* _Short problem_: For every line in the records that has the word "object", make a copy.

** Begin Provided records **

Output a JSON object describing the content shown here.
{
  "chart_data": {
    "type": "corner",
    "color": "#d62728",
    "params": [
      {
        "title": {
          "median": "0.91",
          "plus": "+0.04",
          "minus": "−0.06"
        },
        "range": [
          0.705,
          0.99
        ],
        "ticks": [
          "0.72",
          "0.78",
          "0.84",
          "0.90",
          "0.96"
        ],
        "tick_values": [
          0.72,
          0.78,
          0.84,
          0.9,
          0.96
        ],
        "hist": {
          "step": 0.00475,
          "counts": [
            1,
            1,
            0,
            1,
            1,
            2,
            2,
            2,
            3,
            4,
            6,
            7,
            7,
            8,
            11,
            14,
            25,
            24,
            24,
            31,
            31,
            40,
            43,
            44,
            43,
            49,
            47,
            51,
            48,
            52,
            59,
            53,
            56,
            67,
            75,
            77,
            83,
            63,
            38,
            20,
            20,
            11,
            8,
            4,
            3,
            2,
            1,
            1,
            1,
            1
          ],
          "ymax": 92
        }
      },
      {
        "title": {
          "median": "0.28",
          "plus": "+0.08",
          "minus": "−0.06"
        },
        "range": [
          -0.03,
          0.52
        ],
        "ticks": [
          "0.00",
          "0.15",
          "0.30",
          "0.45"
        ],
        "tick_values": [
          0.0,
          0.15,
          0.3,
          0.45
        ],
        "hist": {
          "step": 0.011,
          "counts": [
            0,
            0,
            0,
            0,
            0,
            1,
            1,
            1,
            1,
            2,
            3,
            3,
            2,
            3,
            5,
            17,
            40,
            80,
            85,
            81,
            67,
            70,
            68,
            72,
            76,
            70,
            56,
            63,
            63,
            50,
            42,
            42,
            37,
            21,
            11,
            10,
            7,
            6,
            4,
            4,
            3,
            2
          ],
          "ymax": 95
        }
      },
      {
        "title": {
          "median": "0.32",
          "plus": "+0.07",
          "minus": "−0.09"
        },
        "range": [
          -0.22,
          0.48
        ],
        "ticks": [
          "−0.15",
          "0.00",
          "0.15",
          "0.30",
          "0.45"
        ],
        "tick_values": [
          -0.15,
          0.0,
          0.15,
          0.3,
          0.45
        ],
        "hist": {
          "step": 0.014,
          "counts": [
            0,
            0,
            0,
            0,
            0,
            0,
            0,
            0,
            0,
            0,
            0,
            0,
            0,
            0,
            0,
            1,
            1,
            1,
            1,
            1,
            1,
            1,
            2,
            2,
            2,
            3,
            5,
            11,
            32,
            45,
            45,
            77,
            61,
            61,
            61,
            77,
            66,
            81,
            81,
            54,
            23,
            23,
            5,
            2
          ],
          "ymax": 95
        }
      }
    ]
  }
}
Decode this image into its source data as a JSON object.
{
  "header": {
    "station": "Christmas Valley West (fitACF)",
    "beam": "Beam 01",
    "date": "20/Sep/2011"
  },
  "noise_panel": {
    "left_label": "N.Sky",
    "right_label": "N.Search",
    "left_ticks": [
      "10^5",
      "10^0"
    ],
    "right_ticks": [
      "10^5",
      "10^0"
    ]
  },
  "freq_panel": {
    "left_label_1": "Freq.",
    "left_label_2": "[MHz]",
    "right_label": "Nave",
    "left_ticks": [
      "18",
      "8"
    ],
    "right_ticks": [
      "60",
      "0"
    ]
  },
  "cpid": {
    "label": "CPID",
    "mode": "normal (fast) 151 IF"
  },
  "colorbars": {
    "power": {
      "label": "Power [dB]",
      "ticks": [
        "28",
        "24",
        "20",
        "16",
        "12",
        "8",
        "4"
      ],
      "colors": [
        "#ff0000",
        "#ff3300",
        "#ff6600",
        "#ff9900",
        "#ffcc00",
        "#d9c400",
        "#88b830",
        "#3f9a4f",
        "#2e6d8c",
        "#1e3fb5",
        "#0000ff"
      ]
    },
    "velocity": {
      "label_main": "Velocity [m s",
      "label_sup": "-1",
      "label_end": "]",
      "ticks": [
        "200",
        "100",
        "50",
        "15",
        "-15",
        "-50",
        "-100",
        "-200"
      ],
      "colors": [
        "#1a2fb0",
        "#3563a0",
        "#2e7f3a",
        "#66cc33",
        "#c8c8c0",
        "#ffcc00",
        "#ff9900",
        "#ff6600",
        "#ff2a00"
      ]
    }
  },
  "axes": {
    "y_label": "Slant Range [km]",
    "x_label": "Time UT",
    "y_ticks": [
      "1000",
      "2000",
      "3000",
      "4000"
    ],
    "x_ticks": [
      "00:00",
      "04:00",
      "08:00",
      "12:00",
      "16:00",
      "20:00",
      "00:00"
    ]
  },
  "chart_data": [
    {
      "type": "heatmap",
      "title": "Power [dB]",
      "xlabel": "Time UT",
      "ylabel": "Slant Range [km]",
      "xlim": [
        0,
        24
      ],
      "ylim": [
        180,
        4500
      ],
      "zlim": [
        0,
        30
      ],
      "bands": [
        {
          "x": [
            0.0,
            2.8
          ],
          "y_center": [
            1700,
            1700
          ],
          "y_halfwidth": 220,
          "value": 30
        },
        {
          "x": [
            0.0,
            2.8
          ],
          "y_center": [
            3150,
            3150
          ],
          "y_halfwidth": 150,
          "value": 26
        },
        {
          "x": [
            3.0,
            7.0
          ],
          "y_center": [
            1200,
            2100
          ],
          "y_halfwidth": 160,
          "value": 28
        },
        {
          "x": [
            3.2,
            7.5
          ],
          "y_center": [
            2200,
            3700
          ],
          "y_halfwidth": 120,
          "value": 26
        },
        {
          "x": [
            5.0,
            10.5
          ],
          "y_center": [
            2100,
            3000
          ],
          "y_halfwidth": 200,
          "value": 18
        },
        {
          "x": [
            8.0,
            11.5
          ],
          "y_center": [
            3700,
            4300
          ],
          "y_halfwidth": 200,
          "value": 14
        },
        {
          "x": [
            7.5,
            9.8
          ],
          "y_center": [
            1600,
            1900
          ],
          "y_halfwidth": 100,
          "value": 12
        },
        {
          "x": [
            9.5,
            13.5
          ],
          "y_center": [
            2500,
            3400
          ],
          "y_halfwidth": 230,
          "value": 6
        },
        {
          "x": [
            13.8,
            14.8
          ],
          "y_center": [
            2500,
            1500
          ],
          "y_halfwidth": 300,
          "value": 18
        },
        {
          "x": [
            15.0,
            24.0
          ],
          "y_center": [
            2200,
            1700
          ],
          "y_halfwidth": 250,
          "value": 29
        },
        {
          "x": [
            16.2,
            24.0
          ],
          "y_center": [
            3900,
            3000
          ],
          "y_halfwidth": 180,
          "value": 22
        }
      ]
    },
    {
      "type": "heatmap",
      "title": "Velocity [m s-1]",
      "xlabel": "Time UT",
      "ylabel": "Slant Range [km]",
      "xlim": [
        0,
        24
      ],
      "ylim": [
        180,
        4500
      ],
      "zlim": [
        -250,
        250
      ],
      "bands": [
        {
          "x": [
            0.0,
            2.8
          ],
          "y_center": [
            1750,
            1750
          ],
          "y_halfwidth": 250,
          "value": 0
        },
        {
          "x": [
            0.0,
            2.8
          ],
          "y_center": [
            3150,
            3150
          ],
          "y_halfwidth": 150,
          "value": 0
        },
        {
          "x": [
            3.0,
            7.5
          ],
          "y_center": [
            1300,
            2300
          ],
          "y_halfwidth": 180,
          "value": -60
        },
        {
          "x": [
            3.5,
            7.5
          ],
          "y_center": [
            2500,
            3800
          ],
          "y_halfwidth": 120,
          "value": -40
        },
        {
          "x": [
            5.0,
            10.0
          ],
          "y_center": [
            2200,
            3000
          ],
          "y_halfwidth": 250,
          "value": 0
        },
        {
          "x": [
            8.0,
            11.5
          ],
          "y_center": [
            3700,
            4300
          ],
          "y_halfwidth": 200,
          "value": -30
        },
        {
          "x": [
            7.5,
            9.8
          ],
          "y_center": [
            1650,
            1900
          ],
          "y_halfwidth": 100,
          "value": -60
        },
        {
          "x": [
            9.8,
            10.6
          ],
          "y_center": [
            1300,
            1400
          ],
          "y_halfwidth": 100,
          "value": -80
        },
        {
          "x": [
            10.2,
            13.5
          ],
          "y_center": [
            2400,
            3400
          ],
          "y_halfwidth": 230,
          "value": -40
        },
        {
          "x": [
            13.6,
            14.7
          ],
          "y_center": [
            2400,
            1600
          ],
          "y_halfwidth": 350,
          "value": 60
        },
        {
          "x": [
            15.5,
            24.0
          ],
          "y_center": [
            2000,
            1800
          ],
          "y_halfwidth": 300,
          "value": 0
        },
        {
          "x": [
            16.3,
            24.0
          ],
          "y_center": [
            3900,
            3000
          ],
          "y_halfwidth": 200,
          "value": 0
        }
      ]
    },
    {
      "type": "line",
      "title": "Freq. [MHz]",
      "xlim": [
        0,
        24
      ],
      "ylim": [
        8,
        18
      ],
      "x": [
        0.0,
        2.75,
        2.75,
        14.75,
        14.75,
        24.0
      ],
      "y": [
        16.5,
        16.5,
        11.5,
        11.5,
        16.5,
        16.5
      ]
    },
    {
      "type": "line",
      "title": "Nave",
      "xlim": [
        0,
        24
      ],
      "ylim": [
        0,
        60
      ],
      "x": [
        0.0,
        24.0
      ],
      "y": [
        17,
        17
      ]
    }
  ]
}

** End Provided records **

* _Output for this exercise_:
Output a JSON object describing the content shown here.
Decode this image into its source data as a JSON object.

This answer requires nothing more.